[Lines of data]
((

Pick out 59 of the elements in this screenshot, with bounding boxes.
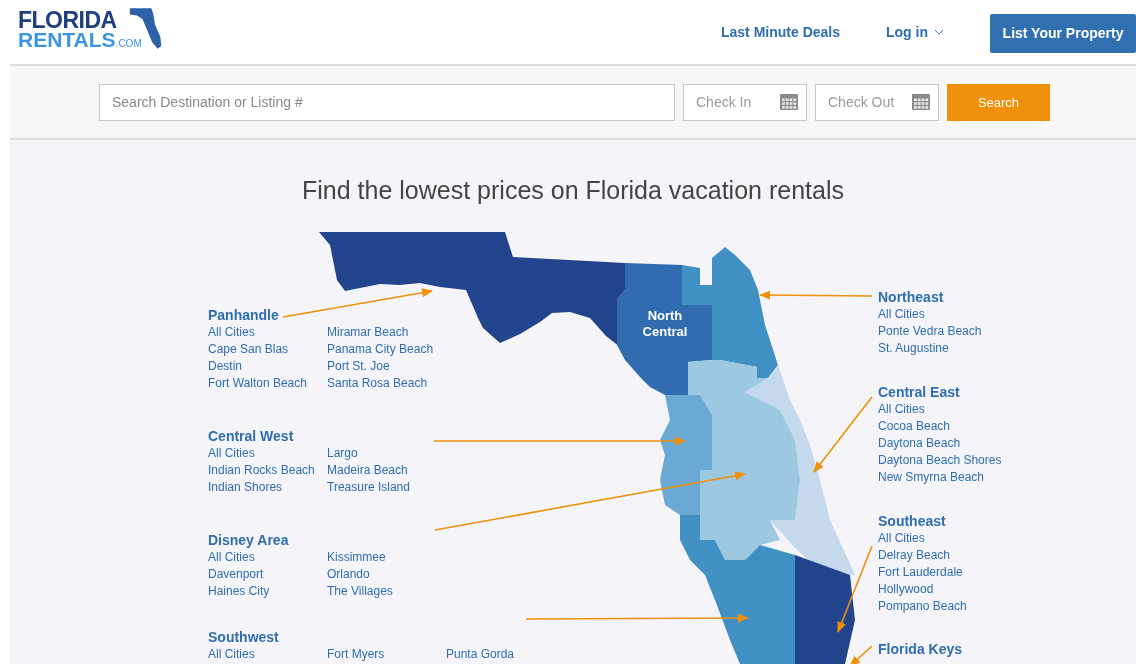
city-link[interactable]: Daytona Beach Shores — [878, 452, 1002, 469]
region-link[interactable]: Panhandle — [208, 307, 548, 324]
nav-link[interactable]: Last Minute Deals — [720, 24, 840, 40]
list-property-button[interactable]: List Your Property — [990, 13, 1136, 53]
city-link[interactable]: Davenport — [208, 566, 270, 583]
city-link[interactable]: The Villages — [327, 583, 393, 600]
city-link[interactable]: St. Augustine — [878, 340, 982, 357]
region-link[interactable]: Florida Keys — [878, 641, 1136, 658]
city-link[interactable]: All Cities — [208, 646, 255, 663]
login-menu[interactable]: Log in — [886, 24, 944, 40]
city-link[interactable]: Destin — [208, 358, 307, 375]
city-link[interactable]: All Cities — [878, 530, 967, 547]
city-link[interactable]: Punta Gorda — [446, 646, 515, 663]
city-link[interactable]: Santa Rosa Beach — [327, 375, 434, 392]
city-link[interactable]: Kissimmee — [327, 549, 393, 566]
destination-search-field[interactable]: Search Destination or Listing # — [99, 83, 675, 121]
page-heading: Find the lowest prices on Florida vacation rentals — [301, 176, 845, 205]
city-link[interactable]: All Cities — [208, 324, 307, 341]
region-link[interactable]: Southwest — [208, 629, 548, 646]
city-link[interactable]: Haines City — [208, 583, 270, 600]
city-link[interactable]: All Cities — [208, 445, 315, 462]
city-link[interactable]: Daytona Beach — [878, 435, 1002, 452]
map-region[interactable] — [745, 365, 855, 575]
city-link[interactable]: Fort Myers — [327, 646, 385, 663]
city-link[interactable]: Indian Shores — [208, 479, 315, 496]
chevron-down-icon — [934, 29, 944, 35]
region-link[interactable]: Northeast — [878, 289, 1136, 306]
city-link[interactable]: Cape San Blas — [208, 341, 307, 358]
region-link[interactable]: Southeast — [878, 513, 1136, 530]
leader-line — [849, 645, 873, 664]
city-link[interactable]: Port St. Joe — [327, 358, 434, 375]
region-link[interactable]: Central East — [878, 384, 1136, 401]
city-link[interactable]: Delray Beach — [878, 547, 967, 564]
city-link[interactable]: Fort Walton Beach — [208, 375, 307, 392]
region-link[interactable]: Disney Area — [208, 532, 548, 549]
city-link[interactable]: All Cities — [878, 306, 982, 323]
city-link[interactable]: Largo — [327, 445, 410, 462]
city-link[interactable]: Hollywood — [878, 581, 967, 598]
city-link[interactable]: Indian Rocks Beach — [208, 462, 315, 479]
map-label: North Central — [642, 308, 688, 339]
city-link[interactable]: Orlando — [327, 566, 393, 583]
city-link[interactable]: Treasure Island — [327, 479, 410, 496]
city-link[interactable]: Fort Lauderdale — [878, 564, 967, 581]
city-link[interactable]: Miramar Beach — [327, 324, 434, 341]
date-field[interactable]: Check Out — [815, 83, 939, 121]
city-link[interactable]: New Smyrna Beach — [878, 469, 1002, 486]
city-link[interactable]: All Cities — [878, 401, 1002, 418]
date-field[interactable]: Check In — [683, 83, 807, 121]
city-link[interactable]: Madeira Beach — [327, 462, 410, 479]
city-link[interactable]: Pompano Beach — [878, 598, 967, 615]
site-logo[interactable]: FLORIDA RENTALS.COM — [18, 10, 164, 54]
region-link[interactable]: Central West — [208, 428, 548, 445]
calendar-icon — [780, 94, 798, 110]
city-link[interactable]: Panama City Beach — [327, 341, 434, 358]
city-link[interactable]: All Cities — [208, 549, 270, 566]
map-region[interactable] — [617, 263, 712, 395]
city-link[interactable]: Ponte Vedra Beach — [878, 323, 982, 340]
calendar-icon — [912, 94, 930, 110]
city-link[interactable]: Cocoa Beach — [878, 418, 1002, 435]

))

> _THE PROBLEM_
Copy the lines from the one that contains "city-link[interactable]: Daytona Beach Shores" through the one that contains "city-link[interactable]: All Cities — [208, 324, 307, 341]", including both, keeping every character unchanged.

> _WORKED ANSWER_
city-link[interactable]: Daytona Beach Shores — [878, 452, 1002, 469]
region-link[interactable]: Panhandle — [208, 307, 548, 324]
nav-link[interactable]: Last Minute Deals — [720, 24, 840, 40]
list-property-button[interactable]: List Your Property — [990, 13, 1136, 53]
city-link[interactable]: Davenport — [208, 566, 270, 583]
city-link[interactable]: The Villages — [327, 583, 393, 600]
city-link[interactable]: St. Augustine — [878, 340, 982, 357]
region-link[interactable]: Florida Keys — [878, 641, 1136, 658]
city-link[interactable]: All Cities — [208, 646, 255, 663]
login-menu[interactable]: Log in — [886, 24, 944, 40]
city-link[interactable]: Destin — [208, 358, 307, 375]
city-link[interactable]: All Cities — [878, 530, 967, 547]
city-link[interactable]: Punta Gorda — [446, 646, 515, 663]
city-link[interactable]: Santa Rosa Beach — [327, 375, 434, 392]
city-link[interactable]: Kissimmee — [327, 549, 393, 566]
destination-search-field[interactable]: Search Destination or Listing # — [99, 83, 675, 121]
page-heading: Find the lowest prices on Florida vacation rentals — [301, 176, 845, 205]
city-link[interactable]: All Cities — [208, 324, 307, 341]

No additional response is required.